> _Problem requirements_:
Find the string "title" in the records. Copy every line it appears in.
########
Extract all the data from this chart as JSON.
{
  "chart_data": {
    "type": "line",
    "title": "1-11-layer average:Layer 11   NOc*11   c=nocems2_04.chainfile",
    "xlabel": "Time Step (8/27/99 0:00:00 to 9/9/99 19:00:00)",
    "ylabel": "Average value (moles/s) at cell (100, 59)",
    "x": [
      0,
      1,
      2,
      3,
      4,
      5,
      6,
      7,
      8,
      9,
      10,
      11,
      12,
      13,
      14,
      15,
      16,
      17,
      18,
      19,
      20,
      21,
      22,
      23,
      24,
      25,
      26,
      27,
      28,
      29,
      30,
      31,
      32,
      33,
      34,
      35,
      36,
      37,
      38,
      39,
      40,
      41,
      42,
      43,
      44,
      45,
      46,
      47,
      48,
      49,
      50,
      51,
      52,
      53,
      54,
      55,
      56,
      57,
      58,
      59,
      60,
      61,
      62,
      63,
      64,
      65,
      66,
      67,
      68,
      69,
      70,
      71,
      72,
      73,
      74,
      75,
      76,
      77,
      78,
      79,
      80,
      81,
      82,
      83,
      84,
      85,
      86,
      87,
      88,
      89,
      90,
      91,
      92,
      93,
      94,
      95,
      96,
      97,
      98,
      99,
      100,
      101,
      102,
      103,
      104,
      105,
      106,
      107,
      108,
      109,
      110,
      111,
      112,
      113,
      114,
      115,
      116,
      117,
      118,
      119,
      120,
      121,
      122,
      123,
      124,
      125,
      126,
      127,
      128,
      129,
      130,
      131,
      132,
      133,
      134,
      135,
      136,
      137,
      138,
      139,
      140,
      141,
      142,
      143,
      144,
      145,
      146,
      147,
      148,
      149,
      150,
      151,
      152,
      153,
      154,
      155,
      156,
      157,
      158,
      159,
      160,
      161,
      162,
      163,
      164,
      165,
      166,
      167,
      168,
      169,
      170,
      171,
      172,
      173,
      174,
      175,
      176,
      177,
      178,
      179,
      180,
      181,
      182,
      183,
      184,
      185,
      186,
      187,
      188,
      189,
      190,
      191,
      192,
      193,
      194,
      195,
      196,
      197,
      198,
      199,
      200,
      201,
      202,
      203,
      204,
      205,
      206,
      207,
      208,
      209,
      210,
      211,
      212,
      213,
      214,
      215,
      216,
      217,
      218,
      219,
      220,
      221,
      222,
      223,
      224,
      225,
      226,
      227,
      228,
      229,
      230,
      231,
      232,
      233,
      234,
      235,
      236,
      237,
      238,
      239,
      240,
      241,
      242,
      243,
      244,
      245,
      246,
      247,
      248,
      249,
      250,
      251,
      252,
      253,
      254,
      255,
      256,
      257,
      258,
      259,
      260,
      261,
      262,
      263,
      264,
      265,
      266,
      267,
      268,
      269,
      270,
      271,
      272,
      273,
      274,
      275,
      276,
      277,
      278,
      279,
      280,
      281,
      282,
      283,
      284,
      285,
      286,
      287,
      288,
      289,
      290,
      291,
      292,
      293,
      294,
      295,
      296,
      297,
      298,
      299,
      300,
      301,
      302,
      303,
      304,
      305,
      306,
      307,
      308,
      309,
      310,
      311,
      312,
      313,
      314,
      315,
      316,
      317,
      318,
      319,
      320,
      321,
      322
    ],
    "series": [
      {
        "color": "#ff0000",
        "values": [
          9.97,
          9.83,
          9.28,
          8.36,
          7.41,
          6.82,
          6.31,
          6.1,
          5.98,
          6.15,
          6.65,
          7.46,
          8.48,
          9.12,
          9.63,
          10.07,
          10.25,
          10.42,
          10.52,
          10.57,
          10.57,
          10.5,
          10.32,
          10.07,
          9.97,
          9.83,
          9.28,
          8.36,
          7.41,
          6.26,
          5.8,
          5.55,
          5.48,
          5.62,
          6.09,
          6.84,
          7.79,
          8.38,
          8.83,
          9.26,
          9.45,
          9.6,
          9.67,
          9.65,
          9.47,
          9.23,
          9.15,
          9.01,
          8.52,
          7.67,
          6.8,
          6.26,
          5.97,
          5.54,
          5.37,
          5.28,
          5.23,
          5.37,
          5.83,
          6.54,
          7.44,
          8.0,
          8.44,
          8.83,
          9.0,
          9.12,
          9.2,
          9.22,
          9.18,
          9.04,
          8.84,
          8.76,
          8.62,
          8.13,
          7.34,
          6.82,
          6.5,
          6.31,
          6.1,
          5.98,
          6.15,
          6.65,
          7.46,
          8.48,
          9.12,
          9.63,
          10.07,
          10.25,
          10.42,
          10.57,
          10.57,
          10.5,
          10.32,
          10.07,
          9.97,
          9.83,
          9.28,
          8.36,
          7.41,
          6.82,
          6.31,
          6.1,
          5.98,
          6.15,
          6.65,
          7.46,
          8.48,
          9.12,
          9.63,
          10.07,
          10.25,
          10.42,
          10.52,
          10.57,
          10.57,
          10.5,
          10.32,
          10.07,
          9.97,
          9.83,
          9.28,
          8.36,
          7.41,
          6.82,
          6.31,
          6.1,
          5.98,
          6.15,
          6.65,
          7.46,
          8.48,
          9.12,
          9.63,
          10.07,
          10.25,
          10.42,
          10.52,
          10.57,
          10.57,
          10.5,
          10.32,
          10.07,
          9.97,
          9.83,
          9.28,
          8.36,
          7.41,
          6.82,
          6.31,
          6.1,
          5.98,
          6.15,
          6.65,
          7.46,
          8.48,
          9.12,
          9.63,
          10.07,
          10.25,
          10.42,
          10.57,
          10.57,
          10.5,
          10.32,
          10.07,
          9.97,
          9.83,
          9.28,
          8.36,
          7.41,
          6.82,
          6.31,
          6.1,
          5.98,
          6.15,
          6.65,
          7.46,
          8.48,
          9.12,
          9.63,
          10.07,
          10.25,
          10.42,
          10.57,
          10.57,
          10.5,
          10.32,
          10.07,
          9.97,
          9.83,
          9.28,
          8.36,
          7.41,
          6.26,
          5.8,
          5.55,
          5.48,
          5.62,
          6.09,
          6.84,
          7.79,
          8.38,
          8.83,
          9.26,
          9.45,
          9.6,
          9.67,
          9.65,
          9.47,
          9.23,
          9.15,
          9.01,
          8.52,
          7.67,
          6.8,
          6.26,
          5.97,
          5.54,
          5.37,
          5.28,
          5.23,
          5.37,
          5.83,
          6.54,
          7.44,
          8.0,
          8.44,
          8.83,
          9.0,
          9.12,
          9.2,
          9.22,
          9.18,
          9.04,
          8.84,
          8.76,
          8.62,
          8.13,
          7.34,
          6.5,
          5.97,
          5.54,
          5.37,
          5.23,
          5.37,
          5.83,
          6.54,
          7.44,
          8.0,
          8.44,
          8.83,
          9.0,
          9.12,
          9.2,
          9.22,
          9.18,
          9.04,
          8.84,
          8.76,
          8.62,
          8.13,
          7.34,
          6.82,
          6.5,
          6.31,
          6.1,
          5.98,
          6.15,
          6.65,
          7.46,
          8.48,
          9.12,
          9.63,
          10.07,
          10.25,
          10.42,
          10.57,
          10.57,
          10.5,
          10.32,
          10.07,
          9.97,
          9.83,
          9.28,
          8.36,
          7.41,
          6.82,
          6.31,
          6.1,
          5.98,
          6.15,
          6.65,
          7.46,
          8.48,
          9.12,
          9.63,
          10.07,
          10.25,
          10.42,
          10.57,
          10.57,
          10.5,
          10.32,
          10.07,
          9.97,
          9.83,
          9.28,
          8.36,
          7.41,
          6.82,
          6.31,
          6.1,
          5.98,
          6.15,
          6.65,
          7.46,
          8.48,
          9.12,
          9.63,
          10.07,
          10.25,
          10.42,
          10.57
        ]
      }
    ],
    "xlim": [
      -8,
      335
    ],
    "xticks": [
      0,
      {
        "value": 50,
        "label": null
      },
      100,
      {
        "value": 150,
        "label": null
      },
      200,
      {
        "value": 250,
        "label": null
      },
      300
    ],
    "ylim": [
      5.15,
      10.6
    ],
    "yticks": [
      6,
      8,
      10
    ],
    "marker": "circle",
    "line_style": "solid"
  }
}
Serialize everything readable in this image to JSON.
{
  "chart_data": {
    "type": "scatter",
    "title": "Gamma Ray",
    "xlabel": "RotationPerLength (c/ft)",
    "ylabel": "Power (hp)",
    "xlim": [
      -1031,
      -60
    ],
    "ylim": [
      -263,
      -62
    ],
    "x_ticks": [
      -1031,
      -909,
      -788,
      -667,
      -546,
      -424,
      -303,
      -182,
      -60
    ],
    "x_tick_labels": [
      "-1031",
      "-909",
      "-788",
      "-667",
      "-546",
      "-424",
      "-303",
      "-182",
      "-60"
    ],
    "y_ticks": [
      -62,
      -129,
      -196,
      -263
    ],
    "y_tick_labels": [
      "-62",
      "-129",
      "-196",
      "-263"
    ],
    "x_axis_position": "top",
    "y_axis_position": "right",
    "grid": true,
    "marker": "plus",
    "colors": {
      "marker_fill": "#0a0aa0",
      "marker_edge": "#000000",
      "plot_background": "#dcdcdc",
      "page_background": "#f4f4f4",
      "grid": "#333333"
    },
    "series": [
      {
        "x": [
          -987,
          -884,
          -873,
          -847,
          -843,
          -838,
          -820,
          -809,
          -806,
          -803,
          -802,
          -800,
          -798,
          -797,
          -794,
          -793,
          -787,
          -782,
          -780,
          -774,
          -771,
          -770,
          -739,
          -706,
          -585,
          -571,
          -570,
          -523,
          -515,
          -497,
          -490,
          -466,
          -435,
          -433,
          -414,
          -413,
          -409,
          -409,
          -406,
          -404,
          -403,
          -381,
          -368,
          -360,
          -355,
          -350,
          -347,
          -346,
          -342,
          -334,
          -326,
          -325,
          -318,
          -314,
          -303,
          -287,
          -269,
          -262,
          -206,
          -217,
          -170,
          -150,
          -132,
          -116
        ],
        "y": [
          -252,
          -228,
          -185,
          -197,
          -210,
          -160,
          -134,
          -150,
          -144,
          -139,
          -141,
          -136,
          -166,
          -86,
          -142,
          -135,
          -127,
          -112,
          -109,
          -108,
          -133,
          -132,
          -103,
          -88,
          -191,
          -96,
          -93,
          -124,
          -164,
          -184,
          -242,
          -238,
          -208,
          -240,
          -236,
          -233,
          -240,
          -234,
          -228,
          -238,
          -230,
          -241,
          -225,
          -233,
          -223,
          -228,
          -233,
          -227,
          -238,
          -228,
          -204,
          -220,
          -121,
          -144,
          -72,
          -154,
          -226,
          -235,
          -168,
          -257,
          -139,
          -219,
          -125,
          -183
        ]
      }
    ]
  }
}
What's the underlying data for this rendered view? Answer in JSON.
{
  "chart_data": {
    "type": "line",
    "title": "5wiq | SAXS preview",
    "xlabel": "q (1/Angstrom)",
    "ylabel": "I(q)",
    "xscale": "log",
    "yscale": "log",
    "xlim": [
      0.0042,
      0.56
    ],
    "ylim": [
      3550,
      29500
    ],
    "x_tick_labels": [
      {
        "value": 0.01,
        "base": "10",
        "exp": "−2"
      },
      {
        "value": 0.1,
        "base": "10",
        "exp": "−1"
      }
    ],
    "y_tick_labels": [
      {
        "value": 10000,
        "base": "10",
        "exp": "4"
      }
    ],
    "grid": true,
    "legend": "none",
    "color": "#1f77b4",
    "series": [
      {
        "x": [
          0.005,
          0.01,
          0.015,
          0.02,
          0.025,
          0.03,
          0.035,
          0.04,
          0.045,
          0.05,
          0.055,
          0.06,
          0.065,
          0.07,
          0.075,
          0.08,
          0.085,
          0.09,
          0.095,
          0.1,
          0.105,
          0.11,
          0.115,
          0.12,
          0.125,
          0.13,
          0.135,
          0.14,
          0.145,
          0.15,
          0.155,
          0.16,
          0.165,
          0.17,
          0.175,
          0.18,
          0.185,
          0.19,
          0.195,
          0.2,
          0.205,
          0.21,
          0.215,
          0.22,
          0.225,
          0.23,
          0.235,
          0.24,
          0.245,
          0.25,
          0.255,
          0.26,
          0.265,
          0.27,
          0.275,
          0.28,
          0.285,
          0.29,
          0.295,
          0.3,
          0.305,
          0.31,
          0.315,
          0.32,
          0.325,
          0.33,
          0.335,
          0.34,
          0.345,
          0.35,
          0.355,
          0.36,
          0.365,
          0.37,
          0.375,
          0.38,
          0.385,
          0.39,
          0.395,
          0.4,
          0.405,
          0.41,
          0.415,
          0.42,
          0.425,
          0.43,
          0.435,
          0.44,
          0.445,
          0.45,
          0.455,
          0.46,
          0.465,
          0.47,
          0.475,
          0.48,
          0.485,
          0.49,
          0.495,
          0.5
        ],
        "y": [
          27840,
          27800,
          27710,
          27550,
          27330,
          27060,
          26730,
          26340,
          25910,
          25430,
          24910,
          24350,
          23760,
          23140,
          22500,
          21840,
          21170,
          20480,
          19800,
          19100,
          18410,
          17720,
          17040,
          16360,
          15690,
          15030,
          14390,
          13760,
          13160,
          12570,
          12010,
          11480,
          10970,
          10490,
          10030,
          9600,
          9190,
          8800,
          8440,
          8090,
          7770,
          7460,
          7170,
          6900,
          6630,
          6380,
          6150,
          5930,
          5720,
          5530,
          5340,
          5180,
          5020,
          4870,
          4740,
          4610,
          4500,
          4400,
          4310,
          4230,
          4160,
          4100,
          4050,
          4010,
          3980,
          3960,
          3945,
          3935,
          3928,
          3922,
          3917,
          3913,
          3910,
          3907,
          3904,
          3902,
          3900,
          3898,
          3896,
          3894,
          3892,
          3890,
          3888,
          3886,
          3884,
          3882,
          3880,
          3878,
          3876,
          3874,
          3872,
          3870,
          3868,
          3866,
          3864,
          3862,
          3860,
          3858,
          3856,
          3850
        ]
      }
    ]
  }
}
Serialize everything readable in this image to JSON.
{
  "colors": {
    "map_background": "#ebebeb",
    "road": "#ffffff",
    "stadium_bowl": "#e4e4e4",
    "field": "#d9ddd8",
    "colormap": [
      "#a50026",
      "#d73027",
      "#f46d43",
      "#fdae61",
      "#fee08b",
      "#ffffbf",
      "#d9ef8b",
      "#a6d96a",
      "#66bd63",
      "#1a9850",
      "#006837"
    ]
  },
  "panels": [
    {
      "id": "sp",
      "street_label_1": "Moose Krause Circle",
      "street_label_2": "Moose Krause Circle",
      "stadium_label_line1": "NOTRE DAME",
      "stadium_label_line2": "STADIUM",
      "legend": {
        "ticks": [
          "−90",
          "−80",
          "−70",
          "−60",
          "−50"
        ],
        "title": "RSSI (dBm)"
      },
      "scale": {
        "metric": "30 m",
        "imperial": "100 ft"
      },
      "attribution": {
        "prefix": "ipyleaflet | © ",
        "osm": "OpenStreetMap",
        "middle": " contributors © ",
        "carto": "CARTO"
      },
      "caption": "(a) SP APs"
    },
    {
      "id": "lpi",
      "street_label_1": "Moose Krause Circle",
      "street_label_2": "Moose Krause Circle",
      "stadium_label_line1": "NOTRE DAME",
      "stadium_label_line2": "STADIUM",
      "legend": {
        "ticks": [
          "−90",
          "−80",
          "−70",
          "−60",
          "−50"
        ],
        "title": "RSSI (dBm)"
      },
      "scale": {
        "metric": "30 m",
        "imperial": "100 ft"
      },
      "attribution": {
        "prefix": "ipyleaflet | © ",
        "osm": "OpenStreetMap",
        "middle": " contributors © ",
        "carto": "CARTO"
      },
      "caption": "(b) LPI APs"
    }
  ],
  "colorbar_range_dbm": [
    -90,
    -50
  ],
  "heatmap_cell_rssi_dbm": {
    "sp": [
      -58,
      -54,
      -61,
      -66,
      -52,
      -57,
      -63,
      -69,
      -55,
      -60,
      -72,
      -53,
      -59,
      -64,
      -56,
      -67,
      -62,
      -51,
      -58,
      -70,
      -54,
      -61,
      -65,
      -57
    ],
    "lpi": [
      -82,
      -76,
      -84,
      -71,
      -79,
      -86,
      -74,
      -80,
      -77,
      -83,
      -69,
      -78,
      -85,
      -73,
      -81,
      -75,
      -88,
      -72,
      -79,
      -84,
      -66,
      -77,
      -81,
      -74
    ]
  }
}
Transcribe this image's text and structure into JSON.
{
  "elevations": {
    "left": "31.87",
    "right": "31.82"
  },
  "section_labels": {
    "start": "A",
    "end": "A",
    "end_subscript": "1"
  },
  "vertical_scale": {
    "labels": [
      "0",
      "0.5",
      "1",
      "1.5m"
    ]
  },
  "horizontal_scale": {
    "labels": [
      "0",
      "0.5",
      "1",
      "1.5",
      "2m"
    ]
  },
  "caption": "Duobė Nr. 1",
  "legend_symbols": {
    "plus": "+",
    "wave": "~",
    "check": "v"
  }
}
########
> _Final answer_:
    "title": "1-11-layer average:Layer 11   NOc*11   c=nocems2_04.chainfile",
    "title": "Gamma Ray",
    "title": "5wiq | SAXS preview",
        "title": "RSSI (dBm)"
        "title": "RSSI (dBm)"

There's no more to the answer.